### Objective
Return all of the data exactly, with nothing left out but the pictures.

** Start Entries shown **

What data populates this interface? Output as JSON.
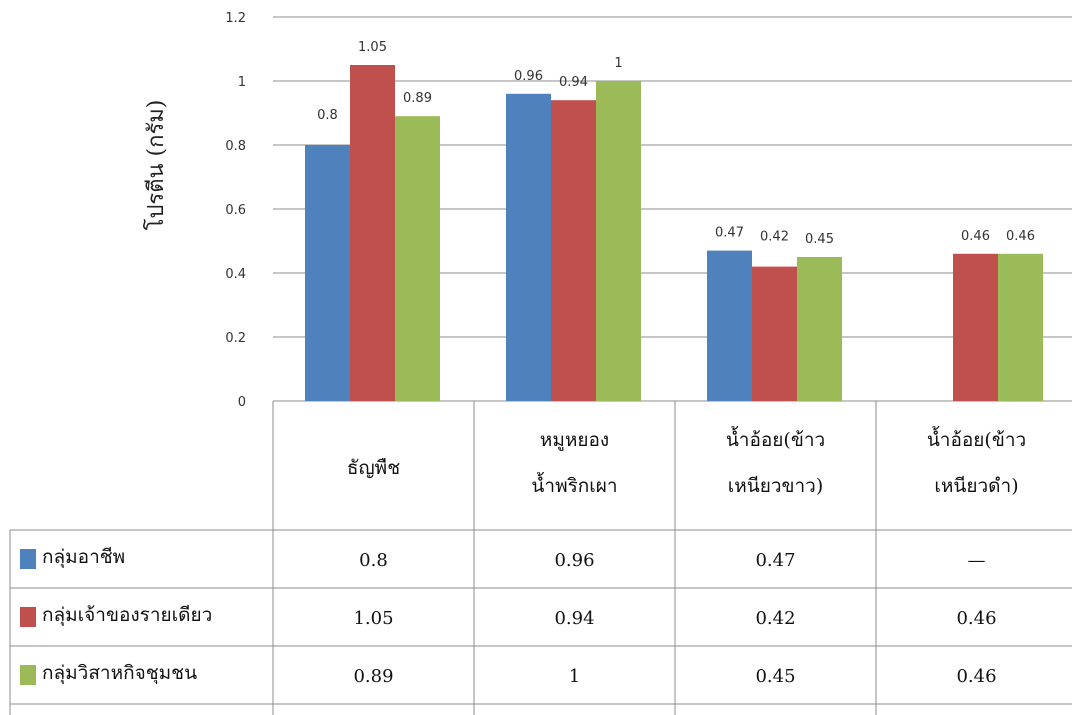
{
  "chart_data": {
    "type": "bar",
    "ylabel": "โปรตีน (กรัม)",
    "ylim": [
      0,
      1.2
    ],
    "yticks": [
      "0",
      "0.2",
      "0.4",
      "0.6",
      "0.8",
      "1",
      "1.2"
    ],
    "grid": true,
    "legend": "data-table",
    "categories": [
      [
        "ธัญพืช"
      ],
      [
        "หมูหยอง",
        "น้ำพริกเผา"
      ],
      [
        "น้ำอ้อย(ข้าว",
        "เหนียวขาว)"
      ],
      [
        "น้ำอ้อย(ข้าว",
        "เหนียวดำ)"
      ]
    ],
    "series": [
      {
        "name": "กลุ่มอาชีพ",
        "color": "#4F81BD",
        "values": [
          0.8,
          0.96,
          0.47,
          null
        ],
        "labels": [
          "0.8",
          "0.96",
          "0.47",
          ""
        ],
        "table": [
          "0.8",
          "0.96",
          "0.47",
          "—"
        ]
      },
      {
        "name": "กลุ่มเจ้าของรายเดียว",
        "color": "#C0504D",
        "values": [
          1.05,
          0.94,
          0.42,
          0.46
        ],
        "labels": [
          "1.05",
          "0.94",
          "0.42",
          "0.46"
        ],
        "table": [
          "1.05",
          "0.94",
          "0.42",
          "0.46"
        ]
      },
      {
        "name": "กลุ่มวิสาหกิจชุมชน",
        "color": "#9BBB59",
        "values": [
          0.89,
          1,
          0.45,
          0.46
        ],
        "labels": [
          "0.89",
          "1",
          "0.45",
          "0.46"
        ],
        "table": [
          "0.89",
          "1",
          "0.45",
          "0.46"
        ]
      }
    ]
  }
}
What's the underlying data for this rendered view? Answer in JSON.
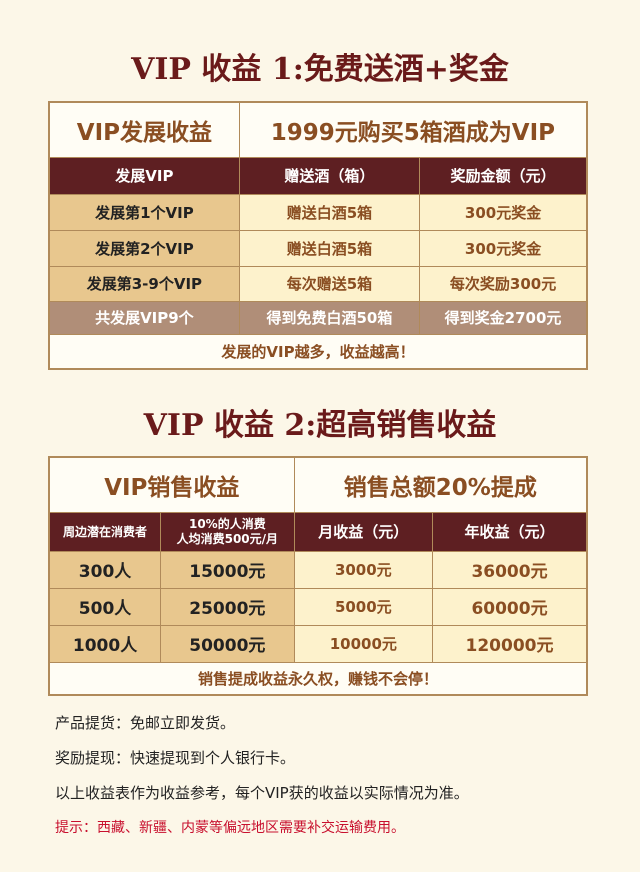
{
  "section1": {
    "title": "VIP 收益 1:免费送酒+奖金",
    "label": "VIP发展收益",
    "headline": "1999元购买5箱酒成为VIP",
    "headers": [
      "发展VIP",
      "赠送酒（箱）",
      "奖励金额（元）"
    ],
    "rows": [
      [
        "发展第1个VIP",
        "赠送白酒5箱",
        "300元奖金"
      ],
      [
        "发展第2个VIP",
        "赠送白酒5箱",
        "300元奖金"
      ],
      [
        "发展第3-9个VIP",
        "每次赠送5箱",
        "每次奖励300元"
      ]
    ],
    "total": [
      "共发展VIP9个",
      "得到免费白酒50箱",
      "得到奖金2700元"
    ],
    "footer": "发展的VIP越多，收益越高！"
  },
  "section2": {
    "title": "VIP 收益 2:超高销售收益",
    "label": "VIP销售收益",
    "headline": "销售总额20%提成",
    "headers": [
      "周边潜在消费者",
      "10%的人消费",
      "人均消费500元/月",
      "月收益（元）",
      "年收益（元）"
    ],
    "rows": [
      [
        "300人",
        "15000元",
        "3000元",
        "36000元"
      ],
      [
        "500人",
        "25000元",
        "5000元",
        "60000元"
      ],
      [
        "1000人",
        "50000元",
        "10000元",
        "120000元"
      ]
    ],
    "footer": "销售提成收益永久权，赚钱不会停！"
  },
  "notes": [
    "产品提货：免邮立即发货。",
    "奖励提现：快速提现到个人银行卡。",
    "以上收益表作为收益参考，每个VIP获的收益以实际情况为准。"
  ],
  "warning": "提示：西藏、新疆、内蒙等偏远地区需要补交运输费用。",
  "colors": {
    "maroon": "#5e1f22",
    "tan": "#e8c78e",
    "cream": "#fdf2cc",
    "total": "#b08e78",
    "warning": "#c8102e"
  }
}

** End Entries shown **

### Task output
What data populates this interface? Output as JSON.
{
  "chart_data": {
    "type": "bar",
    "ylabel": "โปรตีน (กรัม)",
    "ylim": [
      0,
      1.2
    ],
    "yticks": [
      "0",
      "0.2",
      "0.4",
      "0.6",
      "0.8",
      "1",
      "1.2"
    ],
    "grid": true,
    "legend": "data-table",
    "categories": [
      [
        "ธัญพืช"
      ],
      [
        "หมูหยอง",
        "น้ำพริกเผา"
      ],
      [
        "น้ำอ้อย(ข้าว",
        "เหนียวขาว)"
      ],
      [
        "น้ำอ้อย(ข้าว",
        "เหนียวดำ)"
      ]
    ],
    "series": [
      {
        "name": "กลุ่มอาชีพ",
        "color": "#4F81BD",
        "values": [
          0.8,
          0.96,
          0.47,
          null
        ],
        "labels": [
          "0.8",
          "0.96",
          "0.47",
          ""
        ],
        "table": [
          "0.8",
          "0.96",
          "0.47",
          "—"
        ]
      },
      {
        "name": "กลุ่มเจ้าของรายเดียว",
        "color": "#C0504D",
        "values": [
          1.05,
          0.94,
          0.42,
          0.46
        ],
        "labels": [
          "1.05",
          "0.94",
          "0.42",
          "0.46"
        ],
        "table": [
          "1.05",
          "0.94",
          "0.42",
          "0.46"
        ]
      },
      {
        "name": "กลุ่มวิสาหกิจชุมชน",
        "color": "#9BBB59",
        "values": [
          0.89,
          1,
          0.45,
          0.46
        ],
        "labels": [
          "0.89",
          "1",
          "0.45",
          "0.46"
        ],
        "table": [
          "0.89",
          "1",
          "0.45",
          "0.46"
        ]
      }
    ]
  }
}
What's the underlying data for this rendered view? Answer in JSON.
{
  "section1": {
    "title": "VIP 收益 1:免费送酒+奖金",
    "label": "VIP发展收益",
    "headline": "1999元购买5箱酒成为VIP",
    "headers": [
      "发展VIP",
      "赠送酒（箱）",
      "奖励金额（元）"
    ],
    "rows": [
      [
        "发展第1个VIP",
        "赠送白酒5箱",
        "300元奖金"
      ],
      [
        "发展第2个VIP",
        "赠送白酒5箱",
        "300元奖金"
      ],
      [
        "发展第3-9个VIP",
        "每次赠送5箱",
        "每次奖励300元"
      ]
    ],
    "total": [
      "共发展VIP9个",
      "得到免费白酒50箱",
      "得到奖金2700元"
    ],
    "footer": "发展的VIP越多，收益越高！"
  },
  "section2": {
    "title": "VIP 收益 2:超高销售收益",
    "label": "VIP销售收益",
    "headline": "销售总额20%提成",
    "headers": [
      "周边潜在消费者",
      "10%的人消费",
      "人均消费500元/月",
      "月收益（元）",
      "年收益（元）"
    ],
    "rows": [
      [
        "300人",
        "15000元",
        "3000元",
        "36000元"
      ],
      [
        "500人",
        "25000元",
        "5000元",
        "60000元"
      ],
      [
        "1000人",
        "50000元",
        "10000元",
        "120000元"
      ]
    ],
    "footer": "销售提成收益永久权，赚钱不会停！"
  },
  "notes": [
    "产品提货：免邮立即发货。",
    "奖励提现：快速提现到个人银行卡。",
    "以上收益表作为收益参考，每个VIP获的收益以实际情况为准。"
  ],
  "warning": "提示：西藏、新疆、内蒙等偏远地区需要补交运输费用。",
  "colors": {
    "maroon": "#5e1f22",
    "tan": "#e8c78e",
    "cream": "#fdf2cc",
    "total": "#b08e78",
    "warning": "#c8102e"
  }
}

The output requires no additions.